▸ EXCERPTED DATA:
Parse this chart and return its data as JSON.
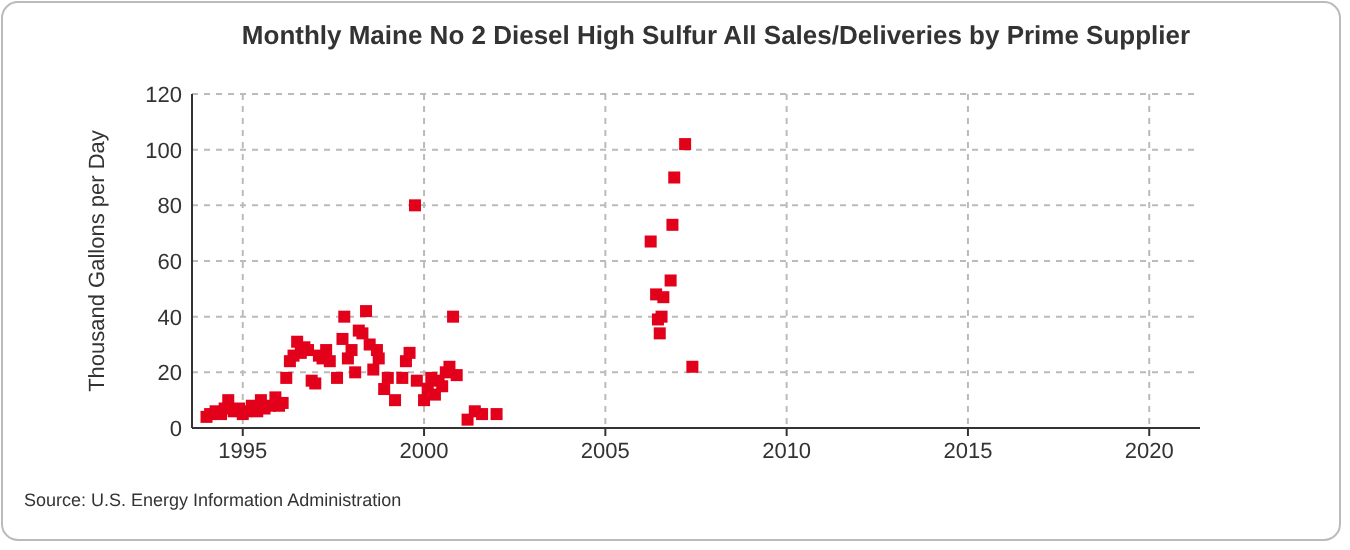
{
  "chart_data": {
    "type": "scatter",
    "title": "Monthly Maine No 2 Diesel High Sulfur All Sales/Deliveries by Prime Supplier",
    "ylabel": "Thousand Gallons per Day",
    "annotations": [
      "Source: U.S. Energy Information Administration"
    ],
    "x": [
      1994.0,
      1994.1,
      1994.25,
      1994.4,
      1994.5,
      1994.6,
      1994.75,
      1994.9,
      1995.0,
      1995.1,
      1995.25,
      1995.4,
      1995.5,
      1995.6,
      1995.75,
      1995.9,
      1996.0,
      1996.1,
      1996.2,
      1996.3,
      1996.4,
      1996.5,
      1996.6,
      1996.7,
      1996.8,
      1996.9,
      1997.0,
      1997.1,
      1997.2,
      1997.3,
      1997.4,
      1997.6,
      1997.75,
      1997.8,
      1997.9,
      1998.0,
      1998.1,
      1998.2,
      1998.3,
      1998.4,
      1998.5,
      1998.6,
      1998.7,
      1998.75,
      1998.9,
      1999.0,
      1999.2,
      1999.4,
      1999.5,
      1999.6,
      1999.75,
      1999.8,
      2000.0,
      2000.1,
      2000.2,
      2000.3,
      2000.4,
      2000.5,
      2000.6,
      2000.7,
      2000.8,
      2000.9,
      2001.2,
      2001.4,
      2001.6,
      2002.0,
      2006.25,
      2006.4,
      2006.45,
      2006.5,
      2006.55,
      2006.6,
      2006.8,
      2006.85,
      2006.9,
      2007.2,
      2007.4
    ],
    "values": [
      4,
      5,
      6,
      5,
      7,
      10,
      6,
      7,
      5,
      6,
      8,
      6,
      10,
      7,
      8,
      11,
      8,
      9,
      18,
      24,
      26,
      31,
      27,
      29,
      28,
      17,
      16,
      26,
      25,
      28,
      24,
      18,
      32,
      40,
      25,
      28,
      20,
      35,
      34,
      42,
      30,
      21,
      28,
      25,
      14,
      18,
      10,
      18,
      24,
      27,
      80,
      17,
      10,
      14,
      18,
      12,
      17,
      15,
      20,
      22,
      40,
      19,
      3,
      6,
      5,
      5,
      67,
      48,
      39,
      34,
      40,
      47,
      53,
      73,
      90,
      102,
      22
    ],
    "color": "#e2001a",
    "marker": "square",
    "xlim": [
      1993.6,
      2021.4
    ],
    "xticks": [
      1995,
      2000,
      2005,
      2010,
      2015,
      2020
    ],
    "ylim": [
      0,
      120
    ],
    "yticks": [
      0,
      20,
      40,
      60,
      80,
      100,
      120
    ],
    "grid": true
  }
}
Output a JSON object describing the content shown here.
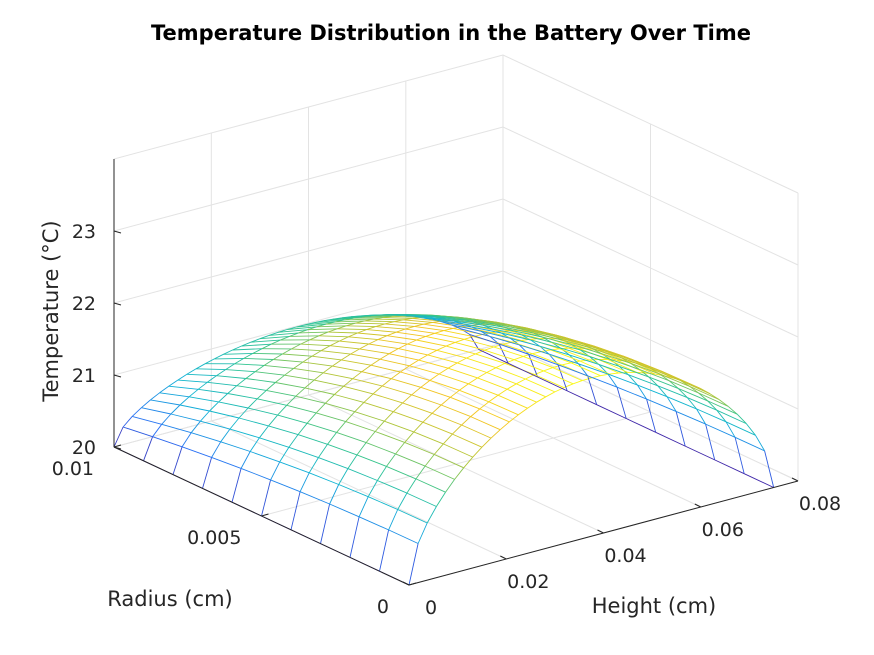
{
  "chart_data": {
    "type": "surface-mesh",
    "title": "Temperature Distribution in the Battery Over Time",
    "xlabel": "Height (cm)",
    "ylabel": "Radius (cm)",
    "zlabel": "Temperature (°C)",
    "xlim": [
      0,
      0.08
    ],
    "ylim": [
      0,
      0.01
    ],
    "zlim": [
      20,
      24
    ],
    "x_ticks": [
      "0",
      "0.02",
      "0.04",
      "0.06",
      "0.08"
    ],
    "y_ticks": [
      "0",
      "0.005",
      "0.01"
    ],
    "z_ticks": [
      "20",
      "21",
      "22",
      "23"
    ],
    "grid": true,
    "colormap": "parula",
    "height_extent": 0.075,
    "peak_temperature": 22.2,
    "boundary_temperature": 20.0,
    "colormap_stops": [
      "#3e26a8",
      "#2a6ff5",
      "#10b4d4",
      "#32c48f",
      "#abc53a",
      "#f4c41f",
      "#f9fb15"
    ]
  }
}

▸ WHAT NEEDS TO BE DONE:
Give back the whole listing as it stands, minus its pictures.

▸ SOLUTION:
Parse this chart and return its data as JSON.
{
  "chart_data": {
    "type": "scatter",
    "title": "Monthly Maine No 2 Diesel High Sulfur All Sales/Deliveries by Prime Supplier",
    "ylabel": "Thousand Gallons per Day",
    "annotations": [
      "Source: U.S. Energy Information Administration"
    ],
    "x": [
      1994.0,
      1994.1,
      1994.25,
      1994.4,
      1994.5,
      1994.6,
      1994.75,
      1994.9,
      1995.0,
      1995.1,
      1995.25,
      1995.4,
      1995.5,
      1995.6,
      1995.75,
      1995.9,
      1996.0,
      1996.1,
      1996.2,
      1996.3,
      1996.4,
      1996.5,
      1996.6,
      1996.7,
      1996.8,
      1996.9,
      1997.0,
      1997.1,
      1997.2,
      1997.3,
      1997.4,
      1997.6,
      1997.75,
      1997.8,
      1997.9,
      1998.0,
      1998.1,
      1998.2,
      1998.3,
      1998.4,
      1998.5,
      1998.6,
      1998.7,
      1998.75,
      1998.9,
      1999.0,
      1999.2,
      1999.4,
      1999.5,
      1999.6,
      1999.75,
      1999.8,
      2000.0,
      2000.1,
      2000.2,
      2000.3,
      2000.4,
      2000.5,
      2000.6,
      2000.7,
      2000.8,
      2000.9,
      2001.2,
      2001.4,
      2001.6,
      2002.0,
      2006.25,
      2006.4,
      2006.45,
      2006.5,
      2006.55,
      2006.6,
      2006.8,
      2006.85,
      2006.9,
      2007.2,
      2007.4
    ],
    "values": [
      4,
      5,
      6,
      5,
      7,
      10,
      6,
      7,
      5,
      6,
      8,
      6,
      10,
      7,
      8,
      11,
      8,
      9,
      18,
      24,
      26,
      31,
      27,
      29,
      28,
      17,
      16,
      26,
      25,
      28,
      24,
      18,
      32,
      40,
      25,
      28,
      20,
      35,
      34,
      42,
      30,
      21,
      28,
      25,
      14,
      18,
      10,
      18,
      24,
      27,
      80,
      17,
      10,
      14,
      18,
      12,
      17,
      15,
      20,
      22,
      40,
      19,
      3,
      6,
      5,
      5,
      67,
      48,
      39,
      34,
      40,
      47,
      53,
      73,
      90,
      102,
      22
    ],
    "color": "#e2001a",
    "marker": "square",
    "xlim": [
      1993.6,
      2021.4
    ],
    "xticks": [
      1995,
      2000,
      2005,
      2010,
      2015,
      2020
    ],
    "ylim": [
      0,
      120
    ],
    "yticks": [
      0,
      20,
      40,
      60,
      80,
      100,
      120
    ],
    "grid": true
  }
}
Output a JSON object describing the content shown here.
{
  "chart_data": {
    "type": "surface-mesh",
    "title": "Temperature Distribution in the Battery Over Time",
    "xlabel": "Height (cm)",
    "ylabel": "Radius (cm)",
    "zlabel": "Temperature (°C)",
    "xlim": [
      0,
      0.08
    ],
    "ylim": [
      0,
      0.01
    ],
    "zlim": [
      20,
      24
    ],
    "x_ticks": [
      "0",
      "0.02",
      "0.04",
      "0.06",
      "0.08"
    ],
    "y_ticks": [
      "0",
      "0.005",
      "0.01"
    ],
    "z_ticks": [
      "20",
      "21",
      "22",
      "23"
    ],
    "grid": true,
    "colormap": "parula",
    "height_extent": 0.075,
    "peak_temperature": 22.2,
    "boundary_temperature": 20.0,
    "colormap_stops": [
      "#3e26a8",
      "#2a6ff5",
      "#10b4d4",
      "#32c48f",
      "#abc53a",
      "#f4c41f",
      "#f9fb15"
    ]
  }
}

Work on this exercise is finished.